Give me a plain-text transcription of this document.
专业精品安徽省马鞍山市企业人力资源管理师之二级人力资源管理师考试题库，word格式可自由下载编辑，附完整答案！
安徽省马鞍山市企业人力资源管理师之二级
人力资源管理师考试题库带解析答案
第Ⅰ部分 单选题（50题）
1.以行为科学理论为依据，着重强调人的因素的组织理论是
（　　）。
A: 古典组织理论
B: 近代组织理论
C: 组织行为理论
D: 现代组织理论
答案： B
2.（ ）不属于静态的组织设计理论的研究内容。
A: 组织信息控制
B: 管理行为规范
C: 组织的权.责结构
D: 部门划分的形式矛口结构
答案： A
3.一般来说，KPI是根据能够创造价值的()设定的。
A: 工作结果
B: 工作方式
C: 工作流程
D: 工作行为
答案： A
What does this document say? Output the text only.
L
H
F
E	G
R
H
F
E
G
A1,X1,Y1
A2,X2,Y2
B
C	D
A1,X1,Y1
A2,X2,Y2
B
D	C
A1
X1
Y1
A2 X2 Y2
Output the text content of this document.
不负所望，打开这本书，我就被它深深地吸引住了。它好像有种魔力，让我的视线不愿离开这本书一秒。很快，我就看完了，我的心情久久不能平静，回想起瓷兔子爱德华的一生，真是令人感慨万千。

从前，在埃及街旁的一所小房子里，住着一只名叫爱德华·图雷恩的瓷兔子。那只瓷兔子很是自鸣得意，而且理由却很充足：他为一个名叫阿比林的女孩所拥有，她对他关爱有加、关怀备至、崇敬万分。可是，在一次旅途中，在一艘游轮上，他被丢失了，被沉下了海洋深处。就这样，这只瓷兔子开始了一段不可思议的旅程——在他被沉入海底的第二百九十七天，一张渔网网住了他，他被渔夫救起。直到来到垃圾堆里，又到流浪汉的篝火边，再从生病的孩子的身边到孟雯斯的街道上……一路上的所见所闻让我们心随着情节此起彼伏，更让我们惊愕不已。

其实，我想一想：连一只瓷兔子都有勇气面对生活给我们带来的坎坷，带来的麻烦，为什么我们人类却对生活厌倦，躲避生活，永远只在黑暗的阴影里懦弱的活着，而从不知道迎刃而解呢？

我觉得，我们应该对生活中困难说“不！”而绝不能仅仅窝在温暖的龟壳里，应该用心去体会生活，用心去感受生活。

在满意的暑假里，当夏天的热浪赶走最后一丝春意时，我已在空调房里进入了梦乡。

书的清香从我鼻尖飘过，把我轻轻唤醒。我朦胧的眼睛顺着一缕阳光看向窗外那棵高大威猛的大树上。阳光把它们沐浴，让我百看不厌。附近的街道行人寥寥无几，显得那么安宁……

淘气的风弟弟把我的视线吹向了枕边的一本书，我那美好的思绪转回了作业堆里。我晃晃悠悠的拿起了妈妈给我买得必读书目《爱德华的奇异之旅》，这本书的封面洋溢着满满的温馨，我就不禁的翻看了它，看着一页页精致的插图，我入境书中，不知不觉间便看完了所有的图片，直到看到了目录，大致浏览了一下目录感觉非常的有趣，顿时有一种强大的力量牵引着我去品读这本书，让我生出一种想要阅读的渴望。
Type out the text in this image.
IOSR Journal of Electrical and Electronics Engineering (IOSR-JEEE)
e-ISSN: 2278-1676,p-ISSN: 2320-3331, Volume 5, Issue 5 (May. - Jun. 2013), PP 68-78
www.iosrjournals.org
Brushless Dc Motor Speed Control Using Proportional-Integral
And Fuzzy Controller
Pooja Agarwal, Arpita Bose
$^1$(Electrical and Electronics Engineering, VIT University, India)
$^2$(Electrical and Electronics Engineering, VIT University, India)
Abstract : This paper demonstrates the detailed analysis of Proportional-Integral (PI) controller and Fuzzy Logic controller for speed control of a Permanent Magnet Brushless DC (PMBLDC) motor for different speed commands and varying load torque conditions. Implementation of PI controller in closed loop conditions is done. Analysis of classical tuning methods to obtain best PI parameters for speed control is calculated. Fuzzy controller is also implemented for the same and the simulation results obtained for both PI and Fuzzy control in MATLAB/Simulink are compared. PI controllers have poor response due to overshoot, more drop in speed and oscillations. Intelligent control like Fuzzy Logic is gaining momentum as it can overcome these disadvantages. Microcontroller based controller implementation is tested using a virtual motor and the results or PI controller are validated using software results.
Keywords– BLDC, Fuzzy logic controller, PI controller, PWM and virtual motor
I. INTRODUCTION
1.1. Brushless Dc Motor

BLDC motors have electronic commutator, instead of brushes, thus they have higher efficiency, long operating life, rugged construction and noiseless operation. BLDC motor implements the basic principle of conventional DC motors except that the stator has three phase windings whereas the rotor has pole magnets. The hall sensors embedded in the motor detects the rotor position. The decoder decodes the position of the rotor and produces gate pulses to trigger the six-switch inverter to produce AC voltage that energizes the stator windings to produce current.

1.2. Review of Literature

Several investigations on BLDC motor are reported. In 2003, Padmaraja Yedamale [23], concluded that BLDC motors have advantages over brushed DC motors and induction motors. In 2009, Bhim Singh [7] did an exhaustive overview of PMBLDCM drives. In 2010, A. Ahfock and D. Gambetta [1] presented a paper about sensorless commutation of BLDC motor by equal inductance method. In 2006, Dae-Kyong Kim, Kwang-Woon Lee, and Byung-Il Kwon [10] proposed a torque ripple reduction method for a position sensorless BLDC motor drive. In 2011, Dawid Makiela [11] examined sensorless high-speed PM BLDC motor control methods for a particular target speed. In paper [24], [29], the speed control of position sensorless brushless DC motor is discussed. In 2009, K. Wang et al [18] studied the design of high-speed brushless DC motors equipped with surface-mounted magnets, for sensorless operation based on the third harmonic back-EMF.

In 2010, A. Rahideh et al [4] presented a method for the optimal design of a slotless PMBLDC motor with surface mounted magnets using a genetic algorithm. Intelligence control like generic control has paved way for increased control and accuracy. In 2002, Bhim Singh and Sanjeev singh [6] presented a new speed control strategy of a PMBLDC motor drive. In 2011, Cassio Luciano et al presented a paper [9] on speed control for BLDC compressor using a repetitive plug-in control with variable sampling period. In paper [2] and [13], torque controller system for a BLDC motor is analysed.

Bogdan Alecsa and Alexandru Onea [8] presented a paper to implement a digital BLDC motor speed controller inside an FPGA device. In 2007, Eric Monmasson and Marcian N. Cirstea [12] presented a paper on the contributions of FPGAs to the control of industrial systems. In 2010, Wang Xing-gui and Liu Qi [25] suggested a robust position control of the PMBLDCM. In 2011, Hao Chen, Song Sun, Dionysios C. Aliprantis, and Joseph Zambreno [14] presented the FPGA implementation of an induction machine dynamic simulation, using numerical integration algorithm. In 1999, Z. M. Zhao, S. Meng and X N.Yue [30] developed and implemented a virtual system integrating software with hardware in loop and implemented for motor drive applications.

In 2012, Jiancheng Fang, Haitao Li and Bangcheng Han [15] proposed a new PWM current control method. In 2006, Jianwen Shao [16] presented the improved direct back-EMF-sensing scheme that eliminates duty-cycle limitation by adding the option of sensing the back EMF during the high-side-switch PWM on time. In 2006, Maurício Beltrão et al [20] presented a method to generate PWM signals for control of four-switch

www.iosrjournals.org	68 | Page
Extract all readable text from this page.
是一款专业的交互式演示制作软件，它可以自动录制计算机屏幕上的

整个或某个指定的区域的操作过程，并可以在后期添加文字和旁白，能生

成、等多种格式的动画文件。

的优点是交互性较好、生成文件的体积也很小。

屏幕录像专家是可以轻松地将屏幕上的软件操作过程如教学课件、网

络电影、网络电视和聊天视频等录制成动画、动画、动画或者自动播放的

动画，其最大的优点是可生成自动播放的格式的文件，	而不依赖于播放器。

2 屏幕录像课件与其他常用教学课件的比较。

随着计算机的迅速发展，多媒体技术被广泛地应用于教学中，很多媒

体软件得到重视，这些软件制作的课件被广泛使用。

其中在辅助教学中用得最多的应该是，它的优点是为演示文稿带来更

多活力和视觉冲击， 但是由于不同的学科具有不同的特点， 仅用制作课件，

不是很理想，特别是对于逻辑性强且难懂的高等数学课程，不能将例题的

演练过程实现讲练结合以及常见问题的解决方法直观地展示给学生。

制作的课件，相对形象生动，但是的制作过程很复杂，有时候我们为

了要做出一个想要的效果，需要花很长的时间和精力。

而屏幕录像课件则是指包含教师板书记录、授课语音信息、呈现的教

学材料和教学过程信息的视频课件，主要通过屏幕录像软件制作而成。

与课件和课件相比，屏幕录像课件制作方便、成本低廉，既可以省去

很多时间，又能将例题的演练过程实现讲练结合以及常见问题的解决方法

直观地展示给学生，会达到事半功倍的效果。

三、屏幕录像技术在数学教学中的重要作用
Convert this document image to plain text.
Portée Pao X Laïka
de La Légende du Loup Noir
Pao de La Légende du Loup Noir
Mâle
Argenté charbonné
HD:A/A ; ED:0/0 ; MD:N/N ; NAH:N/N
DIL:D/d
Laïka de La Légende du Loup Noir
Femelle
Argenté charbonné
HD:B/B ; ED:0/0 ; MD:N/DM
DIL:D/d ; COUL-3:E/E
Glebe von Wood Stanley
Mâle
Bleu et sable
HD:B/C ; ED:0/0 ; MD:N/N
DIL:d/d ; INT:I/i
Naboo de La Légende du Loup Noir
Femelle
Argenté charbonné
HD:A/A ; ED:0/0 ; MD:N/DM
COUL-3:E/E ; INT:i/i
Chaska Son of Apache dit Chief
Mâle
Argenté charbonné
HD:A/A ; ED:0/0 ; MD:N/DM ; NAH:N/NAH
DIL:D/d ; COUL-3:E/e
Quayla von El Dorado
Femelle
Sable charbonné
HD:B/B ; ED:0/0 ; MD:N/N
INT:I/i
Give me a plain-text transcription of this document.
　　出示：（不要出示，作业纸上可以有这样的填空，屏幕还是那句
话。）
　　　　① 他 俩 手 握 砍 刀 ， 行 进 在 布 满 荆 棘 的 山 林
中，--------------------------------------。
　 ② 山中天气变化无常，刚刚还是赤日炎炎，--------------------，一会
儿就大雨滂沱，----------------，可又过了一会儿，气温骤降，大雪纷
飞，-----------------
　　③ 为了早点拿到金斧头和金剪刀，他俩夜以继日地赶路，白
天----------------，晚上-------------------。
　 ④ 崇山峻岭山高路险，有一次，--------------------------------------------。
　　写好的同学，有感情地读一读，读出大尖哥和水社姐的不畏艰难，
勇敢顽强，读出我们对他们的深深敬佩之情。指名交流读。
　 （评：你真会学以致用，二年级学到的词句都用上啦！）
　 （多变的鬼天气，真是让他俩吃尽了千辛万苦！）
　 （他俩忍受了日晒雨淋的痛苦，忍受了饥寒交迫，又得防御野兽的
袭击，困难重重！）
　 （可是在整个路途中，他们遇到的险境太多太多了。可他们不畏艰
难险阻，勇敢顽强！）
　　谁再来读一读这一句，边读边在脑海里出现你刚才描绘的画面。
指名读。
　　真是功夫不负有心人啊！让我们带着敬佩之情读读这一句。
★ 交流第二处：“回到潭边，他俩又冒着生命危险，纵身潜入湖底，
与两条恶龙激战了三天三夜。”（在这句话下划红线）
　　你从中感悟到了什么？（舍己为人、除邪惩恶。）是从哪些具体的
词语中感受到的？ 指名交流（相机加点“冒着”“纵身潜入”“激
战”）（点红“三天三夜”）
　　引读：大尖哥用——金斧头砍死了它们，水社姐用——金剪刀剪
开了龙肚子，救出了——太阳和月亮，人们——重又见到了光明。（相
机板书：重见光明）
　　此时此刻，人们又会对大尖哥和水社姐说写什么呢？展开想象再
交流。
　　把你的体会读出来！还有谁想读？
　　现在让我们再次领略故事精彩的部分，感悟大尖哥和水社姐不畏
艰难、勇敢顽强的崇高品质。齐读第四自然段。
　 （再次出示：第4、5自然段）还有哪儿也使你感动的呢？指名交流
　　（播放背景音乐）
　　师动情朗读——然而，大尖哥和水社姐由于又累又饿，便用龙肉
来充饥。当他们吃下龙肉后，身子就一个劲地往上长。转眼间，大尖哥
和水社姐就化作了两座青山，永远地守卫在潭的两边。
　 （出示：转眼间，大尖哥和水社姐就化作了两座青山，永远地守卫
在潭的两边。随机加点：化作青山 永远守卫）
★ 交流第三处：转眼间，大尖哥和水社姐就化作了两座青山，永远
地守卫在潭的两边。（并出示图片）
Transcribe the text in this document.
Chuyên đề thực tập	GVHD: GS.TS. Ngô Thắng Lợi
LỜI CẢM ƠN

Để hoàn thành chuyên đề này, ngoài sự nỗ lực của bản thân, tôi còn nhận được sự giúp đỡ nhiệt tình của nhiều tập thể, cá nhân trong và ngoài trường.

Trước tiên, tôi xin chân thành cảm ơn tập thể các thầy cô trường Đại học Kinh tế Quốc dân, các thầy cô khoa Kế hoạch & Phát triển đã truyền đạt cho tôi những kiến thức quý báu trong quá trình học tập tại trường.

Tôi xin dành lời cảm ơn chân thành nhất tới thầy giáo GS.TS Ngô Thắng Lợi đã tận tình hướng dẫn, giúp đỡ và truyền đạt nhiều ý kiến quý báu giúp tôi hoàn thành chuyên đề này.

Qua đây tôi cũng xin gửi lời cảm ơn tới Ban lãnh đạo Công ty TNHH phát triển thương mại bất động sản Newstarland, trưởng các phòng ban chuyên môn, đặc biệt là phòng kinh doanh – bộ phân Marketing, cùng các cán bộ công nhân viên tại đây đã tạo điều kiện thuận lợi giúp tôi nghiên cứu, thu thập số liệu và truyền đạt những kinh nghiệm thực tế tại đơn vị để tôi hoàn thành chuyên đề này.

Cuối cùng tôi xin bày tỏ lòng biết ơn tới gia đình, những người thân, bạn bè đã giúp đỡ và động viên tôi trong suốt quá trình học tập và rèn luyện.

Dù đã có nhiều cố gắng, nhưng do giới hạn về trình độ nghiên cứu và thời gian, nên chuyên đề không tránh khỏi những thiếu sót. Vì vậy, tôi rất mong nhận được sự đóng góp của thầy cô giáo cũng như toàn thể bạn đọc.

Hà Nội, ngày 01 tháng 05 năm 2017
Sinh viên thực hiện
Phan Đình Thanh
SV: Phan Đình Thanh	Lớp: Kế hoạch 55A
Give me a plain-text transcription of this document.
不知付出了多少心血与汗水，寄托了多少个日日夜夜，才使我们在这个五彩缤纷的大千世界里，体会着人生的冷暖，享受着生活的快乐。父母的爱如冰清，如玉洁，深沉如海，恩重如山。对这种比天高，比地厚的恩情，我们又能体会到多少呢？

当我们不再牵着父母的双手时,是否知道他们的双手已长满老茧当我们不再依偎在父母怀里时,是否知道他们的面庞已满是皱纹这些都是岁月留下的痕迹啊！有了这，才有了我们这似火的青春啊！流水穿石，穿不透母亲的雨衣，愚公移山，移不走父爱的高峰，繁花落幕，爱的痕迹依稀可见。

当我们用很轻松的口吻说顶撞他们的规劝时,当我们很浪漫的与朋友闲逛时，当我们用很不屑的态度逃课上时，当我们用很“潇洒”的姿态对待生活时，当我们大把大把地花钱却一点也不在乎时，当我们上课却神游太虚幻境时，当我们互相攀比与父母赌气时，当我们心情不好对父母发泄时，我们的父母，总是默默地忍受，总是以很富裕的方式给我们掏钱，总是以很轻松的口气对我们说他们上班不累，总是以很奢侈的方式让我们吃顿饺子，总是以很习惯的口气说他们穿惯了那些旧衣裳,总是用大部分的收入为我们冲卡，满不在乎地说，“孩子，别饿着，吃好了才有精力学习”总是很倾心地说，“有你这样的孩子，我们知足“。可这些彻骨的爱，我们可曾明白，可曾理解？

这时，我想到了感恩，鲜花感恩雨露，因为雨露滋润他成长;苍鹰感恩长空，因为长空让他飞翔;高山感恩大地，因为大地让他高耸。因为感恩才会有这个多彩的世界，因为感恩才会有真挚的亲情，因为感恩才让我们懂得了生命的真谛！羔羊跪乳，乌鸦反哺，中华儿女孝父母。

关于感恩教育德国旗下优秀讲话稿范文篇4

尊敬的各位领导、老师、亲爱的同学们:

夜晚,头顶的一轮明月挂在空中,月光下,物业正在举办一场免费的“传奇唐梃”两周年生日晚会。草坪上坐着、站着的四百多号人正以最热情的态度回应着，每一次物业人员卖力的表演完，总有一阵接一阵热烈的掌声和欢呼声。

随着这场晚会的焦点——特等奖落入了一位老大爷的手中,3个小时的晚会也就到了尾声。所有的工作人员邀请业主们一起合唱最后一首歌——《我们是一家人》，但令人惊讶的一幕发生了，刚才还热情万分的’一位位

# GIVEN INSTRUCTION:
Filter the records above for "Proportional" and copy every matching line.

# EXERCISE RESPONSE:
Brushless Dc Motor Speed Control Using Proportional-Integral
Abstract : This paper demonstrates the detailed analysis of Proportional-Integral (PI) controller and Fuzzy Logic controller for speed control of a Permanent Magnet Brushless DC (PMBLDC) motor for different speed commands and varying load torque conditions. Implementation of PI controller in closed loop conditions is done. Analysis of classical tuning methods to obtain best PI parameters for speed control is calculated. Fuzzy controller is also implemented for the same and the simulation results obtained for both PI and Fuzzy control in MATLAB/Simulink are compared. PI controllers have poor response due to overshoot, more drop in speed and oscillations. Intelligent control like Fuzzy Logic is gaining momentum as it can overcome these disadvantages. Microcontroller based controller implementation is tested using a virtual motor and the results or PI controller are validated using software results.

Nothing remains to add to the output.